Take every line that has the string "exponent" and copy it out.

*Provided information*:
+ + + +
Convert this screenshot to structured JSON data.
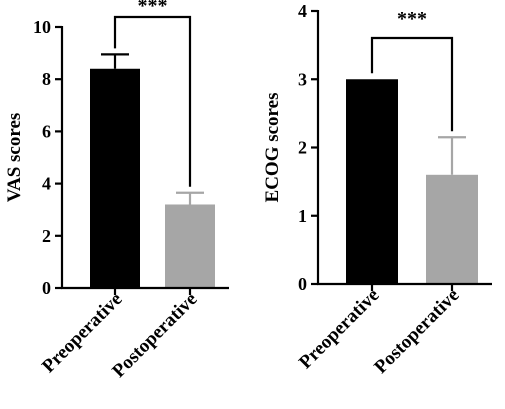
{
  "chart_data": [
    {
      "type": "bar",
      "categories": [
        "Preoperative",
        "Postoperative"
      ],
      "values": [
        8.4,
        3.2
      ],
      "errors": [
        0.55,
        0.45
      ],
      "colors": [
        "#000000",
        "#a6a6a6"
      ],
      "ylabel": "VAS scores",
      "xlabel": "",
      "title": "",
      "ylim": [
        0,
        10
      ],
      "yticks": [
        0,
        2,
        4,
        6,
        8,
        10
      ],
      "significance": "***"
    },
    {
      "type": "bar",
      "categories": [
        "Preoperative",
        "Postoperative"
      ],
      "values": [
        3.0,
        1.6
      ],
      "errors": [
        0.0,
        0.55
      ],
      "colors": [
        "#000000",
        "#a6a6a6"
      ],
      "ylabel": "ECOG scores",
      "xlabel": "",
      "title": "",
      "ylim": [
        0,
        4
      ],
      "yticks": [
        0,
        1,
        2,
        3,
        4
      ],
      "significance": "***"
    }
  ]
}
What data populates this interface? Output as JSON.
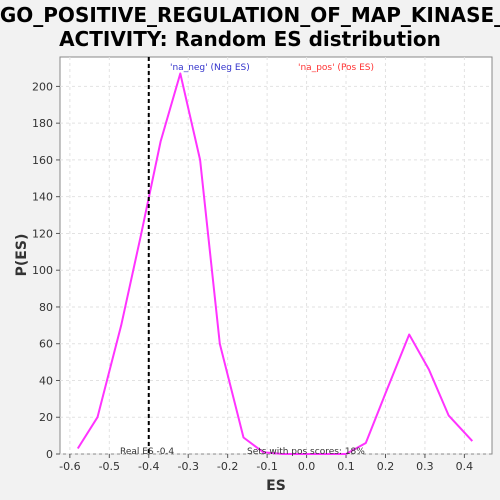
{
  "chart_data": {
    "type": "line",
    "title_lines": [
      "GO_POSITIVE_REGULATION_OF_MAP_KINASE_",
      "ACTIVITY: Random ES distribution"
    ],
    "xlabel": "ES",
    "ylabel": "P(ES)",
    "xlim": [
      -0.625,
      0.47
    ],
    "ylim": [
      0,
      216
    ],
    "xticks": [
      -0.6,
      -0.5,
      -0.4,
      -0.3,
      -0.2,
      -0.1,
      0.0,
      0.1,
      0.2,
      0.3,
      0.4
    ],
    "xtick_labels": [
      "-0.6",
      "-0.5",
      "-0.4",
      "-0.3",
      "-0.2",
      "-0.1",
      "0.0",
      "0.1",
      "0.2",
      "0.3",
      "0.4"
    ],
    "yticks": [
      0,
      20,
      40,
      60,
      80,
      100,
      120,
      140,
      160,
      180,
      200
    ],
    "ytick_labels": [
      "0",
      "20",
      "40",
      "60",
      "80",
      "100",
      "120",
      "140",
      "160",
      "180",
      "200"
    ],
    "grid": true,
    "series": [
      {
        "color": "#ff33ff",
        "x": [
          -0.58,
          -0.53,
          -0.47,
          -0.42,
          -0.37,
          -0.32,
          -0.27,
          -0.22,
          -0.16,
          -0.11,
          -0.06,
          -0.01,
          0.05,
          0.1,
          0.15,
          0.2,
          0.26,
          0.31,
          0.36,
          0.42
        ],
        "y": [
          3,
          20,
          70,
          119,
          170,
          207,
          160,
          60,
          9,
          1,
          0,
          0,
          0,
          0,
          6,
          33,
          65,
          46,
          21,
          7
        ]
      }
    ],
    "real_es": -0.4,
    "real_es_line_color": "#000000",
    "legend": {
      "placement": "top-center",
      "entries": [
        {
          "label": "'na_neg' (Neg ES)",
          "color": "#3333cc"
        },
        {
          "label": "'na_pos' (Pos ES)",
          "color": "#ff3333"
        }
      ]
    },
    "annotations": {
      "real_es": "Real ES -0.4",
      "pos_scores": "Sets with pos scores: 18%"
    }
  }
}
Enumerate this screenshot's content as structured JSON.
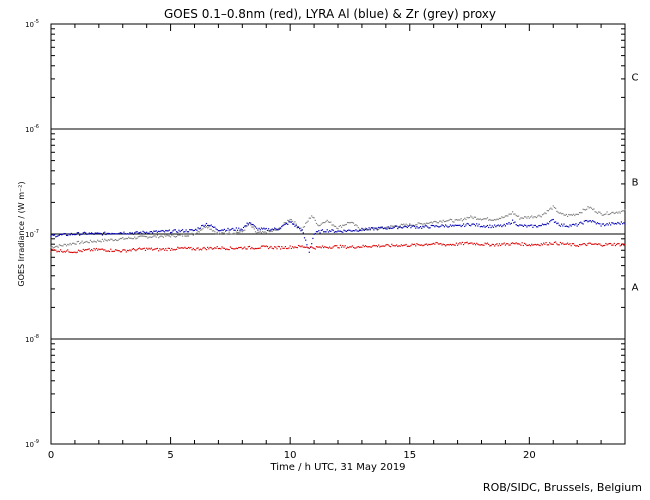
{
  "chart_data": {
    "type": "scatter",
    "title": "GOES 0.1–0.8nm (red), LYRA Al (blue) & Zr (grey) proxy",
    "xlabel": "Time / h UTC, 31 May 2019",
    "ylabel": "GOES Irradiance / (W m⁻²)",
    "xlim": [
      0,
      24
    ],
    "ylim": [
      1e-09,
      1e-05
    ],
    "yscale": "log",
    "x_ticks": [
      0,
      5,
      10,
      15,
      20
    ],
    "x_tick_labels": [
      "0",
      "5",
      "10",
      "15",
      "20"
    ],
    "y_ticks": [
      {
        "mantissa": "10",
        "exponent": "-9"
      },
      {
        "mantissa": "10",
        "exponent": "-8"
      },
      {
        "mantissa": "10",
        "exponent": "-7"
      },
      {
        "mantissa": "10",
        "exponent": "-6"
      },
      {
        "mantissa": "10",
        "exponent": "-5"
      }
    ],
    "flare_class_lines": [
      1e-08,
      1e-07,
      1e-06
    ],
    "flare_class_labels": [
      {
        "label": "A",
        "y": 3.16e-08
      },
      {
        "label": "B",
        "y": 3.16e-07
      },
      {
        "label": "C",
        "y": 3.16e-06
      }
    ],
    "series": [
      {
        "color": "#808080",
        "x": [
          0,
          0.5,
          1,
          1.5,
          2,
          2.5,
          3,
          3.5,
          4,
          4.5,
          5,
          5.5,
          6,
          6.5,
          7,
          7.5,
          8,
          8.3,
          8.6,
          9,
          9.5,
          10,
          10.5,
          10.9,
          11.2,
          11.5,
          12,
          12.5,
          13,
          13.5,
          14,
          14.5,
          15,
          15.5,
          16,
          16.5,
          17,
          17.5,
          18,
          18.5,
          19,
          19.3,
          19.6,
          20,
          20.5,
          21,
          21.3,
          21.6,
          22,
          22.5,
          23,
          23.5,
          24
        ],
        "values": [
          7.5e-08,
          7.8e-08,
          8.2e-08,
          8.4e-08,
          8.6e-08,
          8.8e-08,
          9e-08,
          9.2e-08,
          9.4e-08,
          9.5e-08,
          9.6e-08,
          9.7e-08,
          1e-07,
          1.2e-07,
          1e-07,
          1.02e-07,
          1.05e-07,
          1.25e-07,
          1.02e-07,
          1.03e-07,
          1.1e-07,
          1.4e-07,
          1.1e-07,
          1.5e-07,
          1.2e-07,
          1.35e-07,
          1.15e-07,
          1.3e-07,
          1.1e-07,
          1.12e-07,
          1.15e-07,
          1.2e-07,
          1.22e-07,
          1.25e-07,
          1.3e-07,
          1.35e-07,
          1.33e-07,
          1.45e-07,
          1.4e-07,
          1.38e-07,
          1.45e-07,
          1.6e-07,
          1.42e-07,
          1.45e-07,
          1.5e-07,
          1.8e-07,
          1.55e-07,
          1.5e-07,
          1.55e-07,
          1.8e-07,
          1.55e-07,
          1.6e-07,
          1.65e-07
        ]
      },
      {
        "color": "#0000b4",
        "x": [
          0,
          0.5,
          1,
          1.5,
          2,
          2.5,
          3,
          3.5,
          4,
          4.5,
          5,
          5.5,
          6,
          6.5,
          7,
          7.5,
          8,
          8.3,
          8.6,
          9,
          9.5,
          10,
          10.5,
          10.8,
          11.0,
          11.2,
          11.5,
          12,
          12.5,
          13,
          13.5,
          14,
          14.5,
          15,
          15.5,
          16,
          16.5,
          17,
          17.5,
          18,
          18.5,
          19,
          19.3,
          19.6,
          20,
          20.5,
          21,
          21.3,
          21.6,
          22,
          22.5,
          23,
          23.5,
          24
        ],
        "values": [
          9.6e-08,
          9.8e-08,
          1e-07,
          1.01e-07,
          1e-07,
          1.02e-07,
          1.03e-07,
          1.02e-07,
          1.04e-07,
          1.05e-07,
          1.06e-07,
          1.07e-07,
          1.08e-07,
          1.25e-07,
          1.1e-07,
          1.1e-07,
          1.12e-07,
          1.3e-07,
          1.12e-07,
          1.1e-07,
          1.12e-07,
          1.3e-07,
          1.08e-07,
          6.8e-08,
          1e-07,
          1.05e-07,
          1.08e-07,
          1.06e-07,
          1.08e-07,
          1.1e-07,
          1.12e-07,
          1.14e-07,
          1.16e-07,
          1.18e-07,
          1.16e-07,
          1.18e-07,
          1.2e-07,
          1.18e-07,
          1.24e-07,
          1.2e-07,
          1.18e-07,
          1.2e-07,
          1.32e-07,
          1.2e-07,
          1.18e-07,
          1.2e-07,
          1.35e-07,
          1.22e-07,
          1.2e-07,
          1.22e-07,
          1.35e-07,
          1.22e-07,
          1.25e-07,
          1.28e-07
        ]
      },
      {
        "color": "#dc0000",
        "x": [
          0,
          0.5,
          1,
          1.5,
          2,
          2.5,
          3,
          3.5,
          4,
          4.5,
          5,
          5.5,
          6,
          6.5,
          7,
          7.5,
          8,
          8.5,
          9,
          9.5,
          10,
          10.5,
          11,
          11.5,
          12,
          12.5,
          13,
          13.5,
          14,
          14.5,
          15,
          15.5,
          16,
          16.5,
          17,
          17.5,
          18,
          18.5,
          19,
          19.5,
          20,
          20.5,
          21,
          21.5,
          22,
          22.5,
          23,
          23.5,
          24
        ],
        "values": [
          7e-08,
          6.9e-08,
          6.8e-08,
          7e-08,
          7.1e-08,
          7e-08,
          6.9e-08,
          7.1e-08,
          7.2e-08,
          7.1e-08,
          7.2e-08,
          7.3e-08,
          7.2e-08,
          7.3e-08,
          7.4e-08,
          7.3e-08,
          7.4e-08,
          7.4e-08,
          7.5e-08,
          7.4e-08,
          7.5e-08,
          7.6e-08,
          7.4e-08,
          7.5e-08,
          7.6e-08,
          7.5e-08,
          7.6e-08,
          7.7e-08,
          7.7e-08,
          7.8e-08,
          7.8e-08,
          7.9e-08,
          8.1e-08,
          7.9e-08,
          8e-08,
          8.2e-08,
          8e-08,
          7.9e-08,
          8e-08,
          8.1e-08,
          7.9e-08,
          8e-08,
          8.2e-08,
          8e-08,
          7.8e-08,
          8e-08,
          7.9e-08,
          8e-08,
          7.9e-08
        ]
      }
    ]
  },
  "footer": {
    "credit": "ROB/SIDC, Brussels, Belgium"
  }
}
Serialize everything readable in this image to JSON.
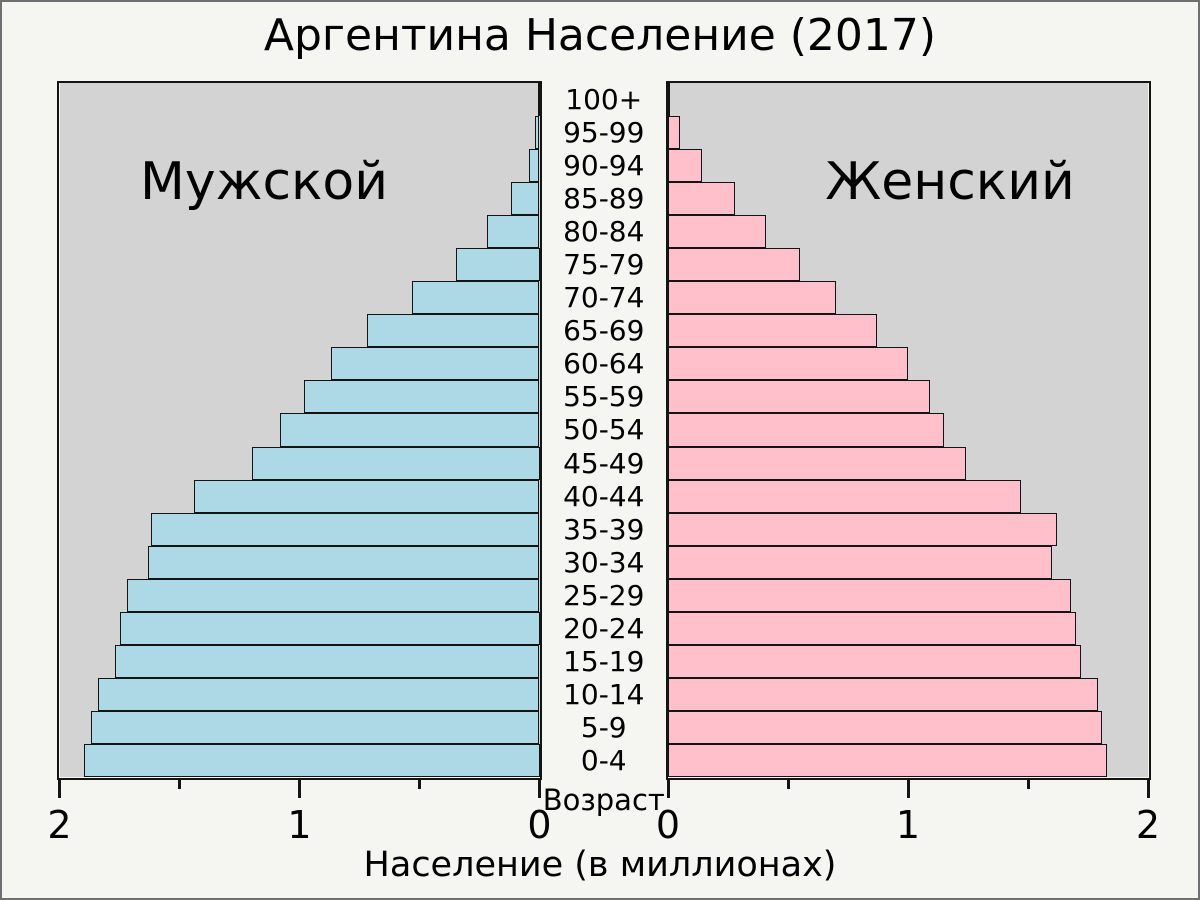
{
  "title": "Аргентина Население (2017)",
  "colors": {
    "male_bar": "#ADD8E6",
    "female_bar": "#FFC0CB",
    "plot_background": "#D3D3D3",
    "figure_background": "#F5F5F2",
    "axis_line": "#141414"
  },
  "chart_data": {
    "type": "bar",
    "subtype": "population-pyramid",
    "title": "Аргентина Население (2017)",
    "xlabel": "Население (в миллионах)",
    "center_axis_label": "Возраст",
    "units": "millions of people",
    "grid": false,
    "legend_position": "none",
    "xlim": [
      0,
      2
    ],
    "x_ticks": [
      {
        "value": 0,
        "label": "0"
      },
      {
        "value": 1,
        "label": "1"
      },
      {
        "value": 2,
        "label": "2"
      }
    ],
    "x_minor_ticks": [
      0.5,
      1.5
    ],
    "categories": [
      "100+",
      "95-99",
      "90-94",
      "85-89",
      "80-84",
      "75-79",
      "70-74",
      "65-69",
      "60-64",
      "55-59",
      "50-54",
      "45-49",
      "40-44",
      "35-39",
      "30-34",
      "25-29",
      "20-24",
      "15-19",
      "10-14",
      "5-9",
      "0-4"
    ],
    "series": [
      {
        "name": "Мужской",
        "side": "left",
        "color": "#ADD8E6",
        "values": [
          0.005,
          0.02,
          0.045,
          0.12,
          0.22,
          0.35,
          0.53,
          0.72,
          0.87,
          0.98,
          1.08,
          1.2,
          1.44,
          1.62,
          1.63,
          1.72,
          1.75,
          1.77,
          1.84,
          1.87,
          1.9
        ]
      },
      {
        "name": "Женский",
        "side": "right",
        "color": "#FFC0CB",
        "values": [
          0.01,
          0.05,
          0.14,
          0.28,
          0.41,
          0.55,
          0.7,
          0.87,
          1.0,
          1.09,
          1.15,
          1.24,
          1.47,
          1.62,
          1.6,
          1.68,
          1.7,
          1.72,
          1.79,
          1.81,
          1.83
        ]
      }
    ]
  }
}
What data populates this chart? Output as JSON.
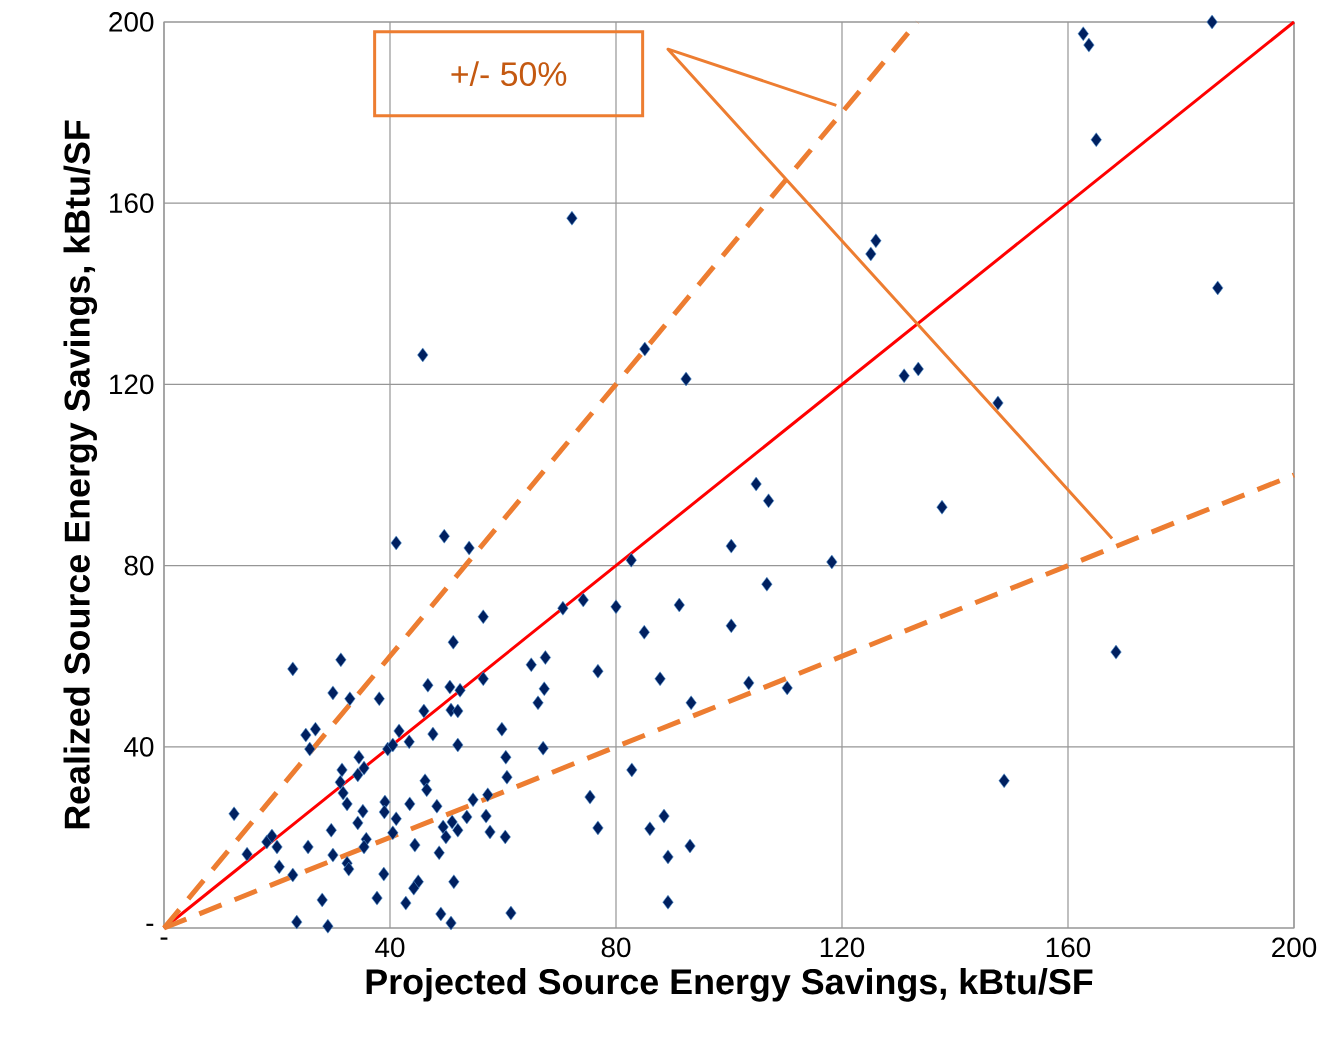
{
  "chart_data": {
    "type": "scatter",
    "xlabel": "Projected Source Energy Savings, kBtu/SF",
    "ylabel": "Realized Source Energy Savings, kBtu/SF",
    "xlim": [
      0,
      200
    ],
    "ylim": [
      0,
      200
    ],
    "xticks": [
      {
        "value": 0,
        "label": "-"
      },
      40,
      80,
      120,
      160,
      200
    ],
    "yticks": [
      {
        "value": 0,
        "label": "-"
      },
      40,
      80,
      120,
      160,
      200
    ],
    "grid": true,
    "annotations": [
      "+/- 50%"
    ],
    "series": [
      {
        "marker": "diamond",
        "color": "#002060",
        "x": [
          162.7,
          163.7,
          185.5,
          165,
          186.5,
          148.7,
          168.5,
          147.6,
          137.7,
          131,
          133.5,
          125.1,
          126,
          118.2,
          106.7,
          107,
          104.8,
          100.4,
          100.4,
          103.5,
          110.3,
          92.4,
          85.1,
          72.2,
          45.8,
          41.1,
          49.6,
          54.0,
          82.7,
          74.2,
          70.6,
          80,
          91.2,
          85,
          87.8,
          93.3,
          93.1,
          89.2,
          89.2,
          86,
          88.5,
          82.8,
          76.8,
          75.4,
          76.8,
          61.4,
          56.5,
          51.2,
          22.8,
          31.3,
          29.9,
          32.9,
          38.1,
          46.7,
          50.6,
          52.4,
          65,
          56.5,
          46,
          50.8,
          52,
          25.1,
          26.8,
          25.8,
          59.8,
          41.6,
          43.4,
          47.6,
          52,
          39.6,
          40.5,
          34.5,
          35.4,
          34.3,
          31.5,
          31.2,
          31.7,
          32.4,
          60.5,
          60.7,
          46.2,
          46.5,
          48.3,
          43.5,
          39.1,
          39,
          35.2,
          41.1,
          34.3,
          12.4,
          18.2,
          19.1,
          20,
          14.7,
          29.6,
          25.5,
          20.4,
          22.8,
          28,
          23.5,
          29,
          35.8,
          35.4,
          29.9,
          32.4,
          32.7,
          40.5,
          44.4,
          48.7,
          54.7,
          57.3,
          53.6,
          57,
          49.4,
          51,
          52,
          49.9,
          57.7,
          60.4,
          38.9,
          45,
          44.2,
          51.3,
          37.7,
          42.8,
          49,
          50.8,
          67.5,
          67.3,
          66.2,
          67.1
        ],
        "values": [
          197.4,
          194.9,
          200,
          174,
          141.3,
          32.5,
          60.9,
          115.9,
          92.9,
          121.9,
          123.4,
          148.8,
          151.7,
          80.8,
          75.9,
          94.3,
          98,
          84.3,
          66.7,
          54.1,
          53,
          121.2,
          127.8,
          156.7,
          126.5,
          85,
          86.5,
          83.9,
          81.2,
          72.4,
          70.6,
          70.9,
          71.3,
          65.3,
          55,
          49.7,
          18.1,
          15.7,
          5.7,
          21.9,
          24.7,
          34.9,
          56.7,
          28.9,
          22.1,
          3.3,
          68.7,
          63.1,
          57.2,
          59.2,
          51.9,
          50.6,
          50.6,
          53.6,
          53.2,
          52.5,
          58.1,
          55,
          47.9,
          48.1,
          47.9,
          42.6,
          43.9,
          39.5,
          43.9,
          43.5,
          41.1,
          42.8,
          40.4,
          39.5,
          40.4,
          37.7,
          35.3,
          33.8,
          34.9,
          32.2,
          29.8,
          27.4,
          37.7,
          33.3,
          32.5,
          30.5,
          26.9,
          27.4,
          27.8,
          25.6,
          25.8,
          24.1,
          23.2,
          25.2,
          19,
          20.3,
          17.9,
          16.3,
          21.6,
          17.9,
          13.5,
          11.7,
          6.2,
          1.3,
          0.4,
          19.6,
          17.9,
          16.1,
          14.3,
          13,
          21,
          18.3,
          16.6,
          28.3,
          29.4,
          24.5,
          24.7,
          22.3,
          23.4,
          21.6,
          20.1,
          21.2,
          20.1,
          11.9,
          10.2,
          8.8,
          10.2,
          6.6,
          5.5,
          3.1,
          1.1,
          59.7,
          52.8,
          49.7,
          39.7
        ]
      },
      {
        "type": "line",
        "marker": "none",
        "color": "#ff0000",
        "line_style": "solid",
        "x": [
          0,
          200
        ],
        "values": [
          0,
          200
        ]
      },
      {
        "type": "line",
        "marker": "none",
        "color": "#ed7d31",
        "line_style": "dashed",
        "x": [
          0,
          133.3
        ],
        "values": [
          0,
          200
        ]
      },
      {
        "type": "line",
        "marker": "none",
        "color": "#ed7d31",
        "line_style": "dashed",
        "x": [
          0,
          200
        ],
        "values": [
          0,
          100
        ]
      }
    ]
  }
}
+ + + +
*Answer to this task*:
        "exponent": "-9"
        "exponent": "-8"
        "exponent": "-7"
        "exponent": "-6"
        "exponent": "-5"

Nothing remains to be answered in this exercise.